**GIVEN REQUEST:** Only the pictures are to be left out; set down the rest of the records exactly.

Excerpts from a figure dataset
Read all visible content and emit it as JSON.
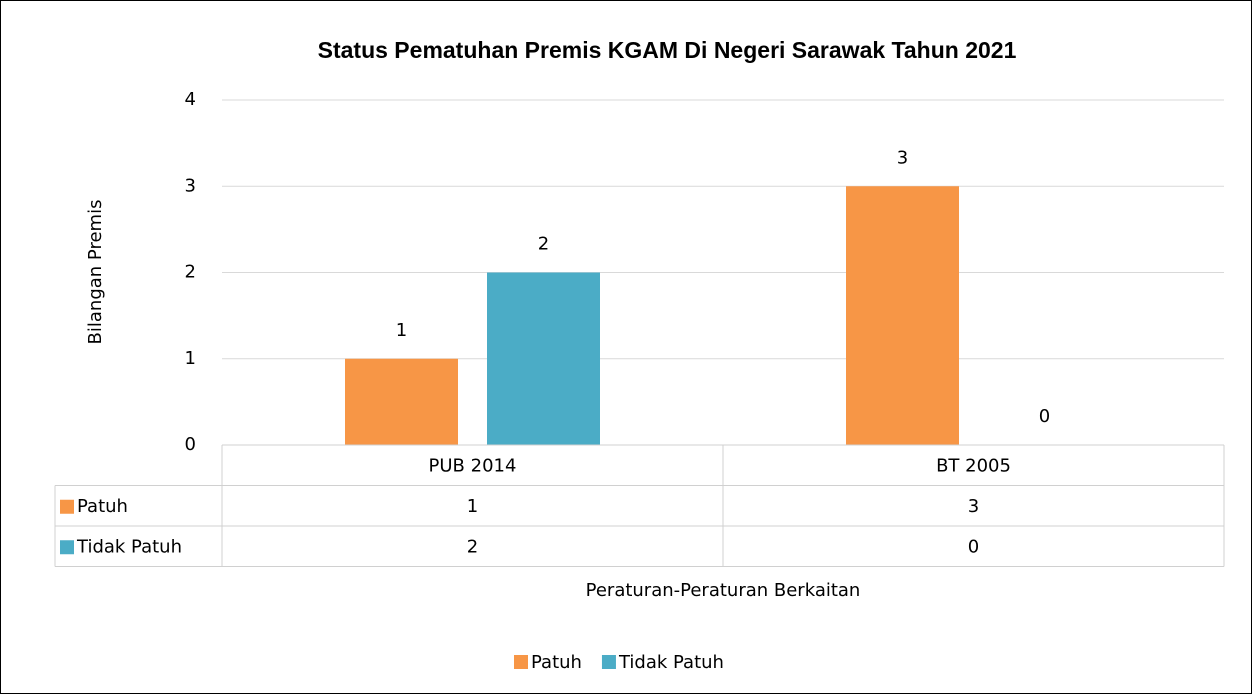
{
  "chart_data": {
    "type": "bar",
    "title": "Status Pematuhan Premis KGAM Di Negeri Sarawak Tahun 2021",
    "x_label": "Peraturan-Peraturan Berkaitan",
    "y_label": "Bilangan Premis",
    "categories": [
      "PUB 2014",
      "BT 2005"
    ],
    "series": [
      {
        "name": "Patuh",
        "color": "#f79646",
        "values": [
          1,
          3
        ]
      },
      {
        "name": "Tidak Patuh",
        "color": "#4bacc6",
        "values": [
          2,
          0
        ]
      }
    ],
    "ylim": [
      0,
      4
    ],
    "yticks": [
      0,
      1,
      2,
      3,
      4
    ],
    "grid": true,
    "legend": "bottom"
  }
}
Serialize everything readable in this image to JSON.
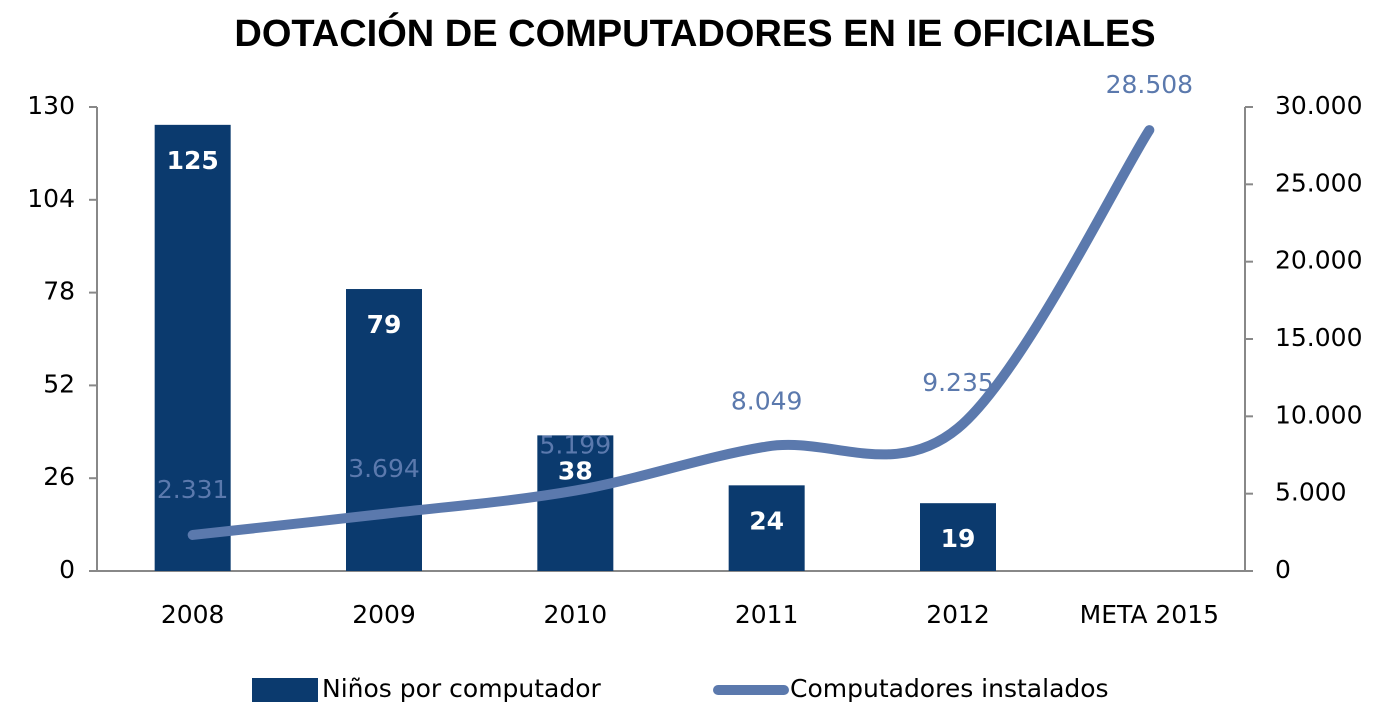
{
  "chart_data": {
    "type": "bar",
    "title": "DOTACIÓN DE COMPUTADORES EN IE OFICIALES",
    "categories": [
      "2008",
      "2009",
      "2010",
      "2011",
      "2012",
      "META 2015"
    ],
    "series": [
      {
        "name": "Niños por computador",
        "type": "bar",
        "color": "#0b3a6e",
        "values": [
          125,
          79,
          38,
          24,
          19,
          null
        ]
      },
      {
        "name": "Computadores instalados",
        "type": "line",
        "axis": "y2",
        "color": "#5b79ad",
        "values": [
          2331,
          3694,
          5199,
          8049,
          9235,
          28508
        ],
        "value_labels": [
          "2.331",
          "3.694",
          "5.199",
          "8.049",
          "9.235",
          "28.508"
        ]
      }
    ],
    "ylim": [
      0,
      130
    ],
    "yticks": [
      0,
      26,
      52,
      78,
      104,
      130
    ],
    "y2lim": [
      0,
      30000
    ],
    "y2ticks": [
      0,
      {
        "value": 5000,
        "label": "5.000"
      },
      {
        "value": 10000,
        "label": "10.000"
      },
      {
        "value": 15000,
        "label": "15.000"
      },
      {
        "value": 20000,
        "label": "20.000"
      },
      {
        "value": 25000,
        "label": "25.000"
      },
      {
        "value": 30000,
        "label": "30.000"
      }
    ],
    "legend": "bottom"
  }
}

**CORRECT RESPONSE:**
Read all visible content and emit it as JSON.
{
  "chart_data": {
    "type": "bar",
    "title": "Status Pematuhan Premis KGAM Di Negeri Sarawak Tahun 2021",
    "x_label": "Peraturan-Peraturan Berkaitan",
    "y_label": "Bilangan Premis",
    "categories": [
      "PUB 2014",
      "BT 2005"
    ],
    "series": [
      {
        "name": "Patuh",
        "color": "#f79646",
        "values": [
          1,
          3
        ]
      },
      {
        "name": "Tidak Patuh",
        "color": "#4bacc6",
        "values": [
          2,
          0
        ]
      }
    ],
    "ylim": [
      0,
      4
    ],
    "yticks": [
      0,
      1,
      2,
      3,
      4
    ],
    "grid": true,
    "legend": "bottom"
  }
}
Serialize everything readable in this image to JSON.
{
  "chart_data": {
    "type": "bar",
    "title": "DOTACIÓN DE COMPUTADORES EN IE OFICIALES",
    "categories": [
      "2008",
      "2009",
      "2010",
      "2011",
      "2012",
      "META 2015"
    ],
    "series": [
      {
        "name": "Niños por computador",
        "type": "bar",
        "color": "#0b3a6e",
        "values": [
          125,
          79,
          38,
          24,
          19,
          null
        ]
      },
      {
        "name": "Computadores instalados",
        "type": "line",
        "axis": "y2",
        "color": "#5b79ad",
        "values": [
          2331,
          3694,
          5199,
          8049,
          9235,
          28508
        ],
        "value_labels": [
          "2.331",
          "3.694",
          "5.199",
          "8.049",
          "9.235",
          "28.508"
        ]
      }
    ],
    "ylim": [
      0,
      130
    ],
    "yticks": [
      0,
      26,
      52,
      78,
      104,
      130
    ],
    "y2lim": [
      0,
      30000
    ],
    "y2ticks": [
      0,
      {
        "value": 5000,
        "label": "5.000"
      },
      {
        "value": 10000,
        "label": "10.000"
      },
      {
        "value": 15000,
        "label": "15.000"
      },
      {
        "value": 20000,
        "label": "20.000"
      },
      {
        "value": 25000,
        "label": "25.000"
      },
      {
        "value": 30000,
        "label": "30.000"
      }
    ],
    "legend": "bottom"
  }
}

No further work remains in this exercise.